# [PROBLEM]
Search the listing below for the string "Categories" and copy every line where it occurs.

# [SUPPLIED INFORMATION]
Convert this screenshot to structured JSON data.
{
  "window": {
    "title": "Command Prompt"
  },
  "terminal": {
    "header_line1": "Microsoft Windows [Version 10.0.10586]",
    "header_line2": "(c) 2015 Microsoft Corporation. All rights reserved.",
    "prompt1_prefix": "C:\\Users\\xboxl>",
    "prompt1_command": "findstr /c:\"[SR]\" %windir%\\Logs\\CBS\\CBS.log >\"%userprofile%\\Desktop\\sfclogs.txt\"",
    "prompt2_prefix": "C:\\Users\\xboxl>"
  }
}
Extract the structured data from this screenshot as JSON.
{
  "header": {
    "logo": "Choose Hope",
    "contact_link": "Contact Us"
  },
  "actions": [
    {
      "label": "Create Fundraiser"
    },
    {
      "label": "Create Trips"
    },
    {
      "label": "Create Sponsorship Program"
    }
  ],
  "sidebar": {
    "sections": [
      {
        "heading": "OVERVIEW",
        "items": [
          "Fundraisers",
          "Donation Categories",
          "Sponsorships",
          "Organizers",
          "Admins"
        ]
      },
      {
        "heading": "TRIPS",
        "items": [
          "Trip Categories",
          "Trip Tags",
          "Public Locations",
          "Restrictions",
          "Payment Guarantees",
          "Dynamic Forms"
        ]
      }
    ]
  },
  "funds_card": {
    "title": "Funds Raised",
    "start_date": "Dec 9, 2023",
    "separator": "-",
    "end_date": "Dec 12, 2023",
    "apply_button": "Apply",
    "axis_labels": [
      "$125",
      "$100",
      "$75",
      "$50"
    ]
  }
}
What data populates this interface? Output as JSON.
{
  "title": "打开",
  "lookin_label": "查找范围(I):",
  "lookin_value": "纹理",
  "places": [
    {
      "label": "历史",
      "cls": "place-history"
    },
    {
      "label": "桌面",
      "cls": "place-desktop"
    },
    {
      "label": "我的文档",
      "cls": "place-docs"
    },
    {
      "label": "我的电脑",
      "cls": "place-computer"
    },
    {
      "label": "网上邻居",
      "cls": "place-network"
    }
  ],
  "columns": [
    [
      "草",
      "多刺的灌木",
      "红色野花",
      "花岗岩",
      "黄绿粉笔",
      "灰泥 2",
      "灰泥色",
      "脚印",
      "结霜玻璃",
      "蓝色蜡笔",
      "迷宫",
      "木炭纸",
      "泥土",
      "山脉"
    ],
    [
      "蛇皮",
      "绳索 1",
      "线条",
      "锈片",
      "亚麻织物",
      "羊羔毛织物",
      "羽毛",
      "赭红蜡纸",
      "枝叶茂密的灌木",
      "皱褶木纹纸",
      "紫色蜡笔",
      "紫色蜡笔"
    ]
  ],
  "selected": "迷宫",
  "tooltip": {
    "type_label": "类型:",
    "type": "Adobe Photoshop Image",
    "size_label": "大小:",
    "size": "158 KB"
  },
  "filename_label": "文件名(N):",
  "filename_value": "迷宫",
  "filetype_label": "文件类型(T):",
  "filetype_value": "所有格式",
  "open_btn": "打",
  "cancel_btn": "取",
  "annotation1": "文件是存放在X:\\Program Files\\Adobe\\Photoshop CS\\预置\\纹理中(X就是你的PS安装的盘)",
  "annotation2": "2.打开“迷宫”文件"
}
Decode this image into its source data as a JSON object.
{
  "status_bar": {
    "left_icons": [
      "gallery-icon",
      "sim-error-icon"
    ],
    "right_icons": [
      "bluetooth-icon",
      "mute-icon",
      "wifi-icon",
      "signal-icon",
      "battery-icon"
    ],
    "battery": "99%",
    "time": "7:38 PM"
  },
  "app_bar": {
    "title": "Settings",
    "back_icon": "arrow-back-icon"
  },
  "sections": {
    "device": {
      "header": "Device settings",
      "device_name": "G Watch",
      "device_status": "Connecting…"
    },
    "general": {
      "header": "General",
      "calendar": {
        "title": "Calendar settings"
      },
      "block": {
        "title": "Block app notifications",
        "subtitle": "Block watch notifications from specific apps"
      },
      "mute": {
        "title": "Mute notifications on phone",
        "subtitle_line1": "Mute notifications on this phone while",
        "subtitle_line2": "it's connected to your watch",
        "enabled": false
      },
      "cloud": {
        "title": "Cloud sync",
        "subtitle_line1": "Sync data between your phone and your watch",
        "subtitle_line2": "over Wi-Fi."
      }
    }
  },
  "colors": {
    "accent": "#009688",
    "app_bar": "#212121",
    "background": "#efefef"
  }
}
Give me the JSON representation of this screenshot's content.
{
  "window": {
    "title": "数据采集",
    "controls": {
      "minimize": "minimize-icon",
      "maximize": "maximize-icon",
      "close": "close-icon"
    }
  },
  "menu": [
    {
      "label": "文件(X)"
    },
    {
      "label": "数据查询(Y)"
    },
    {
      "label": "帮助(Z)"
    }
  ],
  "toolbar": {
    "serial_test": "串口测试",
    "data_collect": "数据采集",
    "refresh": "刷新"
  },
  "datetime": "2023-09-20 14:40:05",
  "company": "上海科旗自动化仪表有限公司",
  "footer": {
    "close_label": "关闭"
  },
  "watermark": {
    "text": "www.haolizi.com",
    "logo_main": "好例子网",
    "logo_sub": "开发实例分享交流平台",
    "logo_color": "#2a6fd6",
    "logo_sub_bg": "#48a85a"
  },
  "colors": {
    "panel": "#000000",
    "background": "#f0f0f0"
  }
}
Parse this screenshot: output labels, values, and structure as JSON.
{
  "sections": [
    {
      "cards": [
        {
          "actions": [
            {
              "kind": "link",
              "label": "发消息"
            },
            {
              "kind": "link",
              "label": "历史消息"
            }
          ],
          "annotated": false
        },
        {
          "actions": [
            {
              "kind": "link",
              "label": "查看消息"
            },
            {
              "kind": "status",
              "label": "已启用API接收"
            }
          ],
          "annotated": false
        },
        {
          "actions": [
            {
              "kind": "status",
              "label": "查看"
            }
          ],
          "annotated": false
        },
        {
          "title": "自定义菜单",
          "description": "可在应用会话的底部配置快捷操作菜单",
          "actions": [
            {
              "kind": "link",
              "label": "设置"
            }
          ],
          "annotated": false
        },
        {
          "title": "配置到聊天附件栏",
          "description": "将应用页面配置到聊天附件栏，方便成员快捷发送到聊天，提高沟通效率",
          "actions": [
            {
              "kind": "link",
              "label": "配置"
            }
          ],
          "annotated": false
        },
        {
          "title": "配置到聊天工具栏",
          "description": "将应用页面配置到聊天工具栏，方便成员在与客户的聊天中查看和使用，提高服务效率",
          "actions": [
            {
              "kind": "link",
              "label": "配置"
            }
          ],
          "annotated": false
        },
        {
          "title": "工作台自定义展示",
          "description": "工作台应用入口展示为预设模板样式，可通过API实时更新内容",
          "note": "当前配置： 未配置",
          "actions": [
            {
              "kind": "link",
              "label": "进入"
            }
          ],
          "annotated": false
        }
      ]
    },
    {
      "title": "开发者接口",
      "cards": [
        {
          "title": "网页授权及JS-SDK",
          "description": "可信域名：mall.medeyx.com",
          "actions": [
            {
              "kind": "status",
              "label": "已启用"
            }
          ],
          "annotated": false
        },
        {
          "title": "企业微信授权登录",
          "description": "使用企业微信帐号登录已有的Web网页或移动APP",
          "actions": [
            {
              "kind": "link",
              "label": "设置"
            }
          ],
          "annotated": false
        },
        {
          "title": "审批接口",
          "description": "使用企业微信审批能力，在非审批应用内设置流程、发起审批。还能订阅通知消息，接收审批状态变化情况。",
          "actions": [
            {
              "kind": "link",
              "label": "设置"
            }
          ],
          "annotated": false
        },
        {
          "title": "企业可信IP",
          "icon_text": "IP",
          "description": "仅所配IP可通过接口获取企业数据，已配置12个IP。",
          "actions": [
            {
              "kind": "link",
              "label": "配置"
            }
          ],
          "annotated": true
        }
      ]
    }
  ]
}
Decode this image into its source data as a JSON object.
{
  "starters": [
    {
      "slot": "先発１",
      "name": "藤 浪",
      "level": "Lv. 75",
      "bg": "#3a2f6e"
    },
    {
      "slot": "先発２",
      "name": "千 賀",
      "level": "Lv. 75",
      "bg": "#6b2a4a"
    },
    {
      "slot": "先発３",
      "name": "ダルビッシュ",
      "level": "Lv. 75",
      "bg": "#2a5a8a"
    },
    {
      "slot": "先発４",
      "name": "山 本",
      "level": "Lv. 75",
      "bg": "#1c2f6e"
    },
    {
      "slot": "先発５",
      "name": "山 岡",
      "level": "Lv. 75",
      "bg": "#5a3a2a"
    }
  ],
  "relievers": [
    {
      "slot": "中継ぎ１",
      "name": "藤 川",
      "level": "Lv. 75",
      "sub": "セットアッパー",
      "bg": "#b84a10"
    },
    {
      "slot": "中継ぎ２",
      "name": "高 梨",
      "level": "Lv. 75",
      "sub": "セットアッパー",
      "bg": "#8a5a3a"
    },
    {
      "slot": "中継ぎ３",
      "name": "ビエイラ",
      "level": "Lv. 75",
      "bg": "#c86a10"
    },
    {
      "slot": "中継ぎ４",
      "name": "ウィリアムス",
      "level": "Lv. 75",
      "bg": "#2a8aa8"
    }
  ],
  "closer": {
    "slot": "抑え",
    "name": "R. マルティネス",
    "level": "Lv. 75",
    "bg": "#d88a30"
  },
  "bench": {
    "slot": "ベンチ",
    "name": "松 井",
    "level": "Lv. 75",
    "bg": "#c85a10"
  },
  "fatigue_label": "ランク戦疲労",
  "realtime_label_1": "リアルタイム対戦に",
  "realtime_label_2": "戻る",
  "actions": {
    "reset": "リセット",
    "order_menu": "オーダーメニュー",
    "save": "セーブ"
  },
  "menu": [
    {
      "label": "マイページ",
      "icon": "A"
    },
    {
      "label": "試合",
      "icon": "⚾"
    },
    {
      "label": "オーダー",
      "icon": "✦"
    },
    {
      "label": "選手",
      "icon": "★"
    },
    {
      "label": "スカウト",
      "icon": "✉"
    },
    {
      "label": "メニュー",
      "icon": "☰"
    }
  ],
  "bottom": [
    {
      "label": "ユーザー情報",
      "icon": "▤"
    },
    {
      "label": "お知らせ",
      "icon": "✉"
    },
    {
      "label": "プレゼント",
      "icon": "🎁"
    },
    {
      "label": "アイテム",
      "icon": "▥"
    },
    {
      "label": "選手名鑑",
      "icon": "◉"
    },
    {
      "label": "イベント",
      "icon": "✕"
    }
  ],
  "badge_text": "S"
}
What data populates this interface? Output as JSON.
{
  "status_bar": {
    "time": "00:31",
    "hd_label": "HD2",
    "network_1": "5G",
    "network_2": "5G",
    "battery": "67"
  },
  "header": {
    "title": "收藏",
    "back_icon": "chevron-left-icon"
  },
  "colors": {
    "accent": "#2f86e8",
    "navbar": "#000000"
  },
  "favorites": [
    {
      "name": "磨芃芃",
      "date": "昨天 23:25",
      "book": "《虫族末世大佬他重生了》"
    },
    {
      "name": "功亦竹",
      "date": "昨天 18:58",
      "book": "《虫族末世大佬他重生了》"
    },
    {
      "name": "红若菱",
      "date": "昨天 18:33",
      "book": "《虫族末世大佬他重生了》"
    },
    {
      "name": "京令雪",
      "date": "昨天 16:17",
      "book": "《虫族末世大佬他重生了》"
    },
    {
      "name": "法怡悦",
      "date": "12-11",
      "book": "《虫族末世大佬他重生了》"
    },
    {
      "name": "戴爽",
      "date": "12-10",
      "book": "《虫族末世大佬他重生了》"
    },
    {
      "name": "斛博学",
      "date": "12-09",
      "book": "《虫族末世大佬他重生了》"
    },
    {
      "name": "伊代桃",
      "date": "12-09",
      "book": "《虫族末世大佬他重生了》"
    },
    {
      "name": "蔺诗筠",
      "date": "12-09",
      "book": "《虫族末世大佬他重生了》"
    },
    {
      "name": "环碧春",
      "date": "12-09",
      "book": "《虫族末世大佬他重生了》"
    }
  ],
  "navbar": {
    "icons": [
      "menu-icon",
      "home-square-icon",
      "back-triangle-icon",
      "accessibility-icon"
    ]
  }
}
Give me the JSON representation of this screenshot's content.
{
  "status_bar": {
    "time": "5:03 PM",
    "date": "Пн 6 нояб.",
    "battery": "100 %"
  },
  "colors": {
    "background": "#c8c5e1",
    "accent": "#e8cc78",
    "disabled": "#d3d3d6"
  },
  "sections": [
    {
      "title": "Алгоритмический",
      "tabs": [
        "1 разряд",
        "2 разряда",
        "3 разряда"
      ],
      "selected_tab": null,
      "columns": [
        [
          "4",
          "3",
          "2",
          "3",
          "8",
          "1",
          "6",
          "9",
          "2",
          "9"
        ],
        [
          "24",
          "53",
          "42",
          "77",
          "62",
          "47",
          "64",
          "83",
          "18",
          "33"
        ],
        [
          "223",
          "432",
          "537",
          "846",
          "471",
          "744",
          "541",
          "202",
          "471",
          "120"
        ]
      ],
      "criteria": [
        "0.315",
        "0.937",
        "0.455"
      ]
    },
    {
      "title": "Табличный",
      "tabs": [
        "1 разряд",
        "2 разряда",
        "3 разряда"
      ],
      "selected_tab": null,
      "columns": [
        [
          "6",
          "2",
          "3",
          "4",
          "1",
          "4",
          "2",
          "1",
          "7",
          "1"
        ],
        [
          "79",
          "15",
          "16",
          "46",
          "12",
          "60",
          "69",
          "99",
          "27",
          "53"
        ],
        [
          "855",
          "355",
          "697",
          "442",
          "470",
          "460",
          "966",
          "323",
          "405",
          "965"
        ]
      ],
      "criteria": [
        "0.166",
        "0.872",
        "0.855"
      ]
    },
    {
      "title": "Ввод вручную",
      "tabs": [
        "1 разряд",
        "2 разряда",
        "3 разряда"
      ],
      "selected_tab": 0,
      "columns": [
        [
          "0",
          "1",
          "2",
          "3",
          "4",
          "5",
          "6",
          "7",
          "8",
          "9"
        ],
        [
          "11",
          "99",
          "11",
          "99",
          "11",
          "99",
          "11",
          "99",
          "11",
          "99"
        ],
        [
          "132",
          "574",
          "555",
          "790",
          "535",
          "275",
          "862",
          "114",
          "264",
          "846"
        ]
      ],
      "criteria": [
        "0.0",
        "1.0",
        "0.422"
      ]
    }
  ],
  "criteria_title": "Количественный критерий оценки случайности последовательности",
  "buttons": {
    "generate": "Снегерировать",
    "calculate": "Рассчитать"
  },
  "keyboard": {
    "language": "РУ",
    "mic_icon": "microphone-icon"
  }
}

# [ANSWER FOR THIS EXERCISE]
          "Donation Categories",
          "Trip Categories",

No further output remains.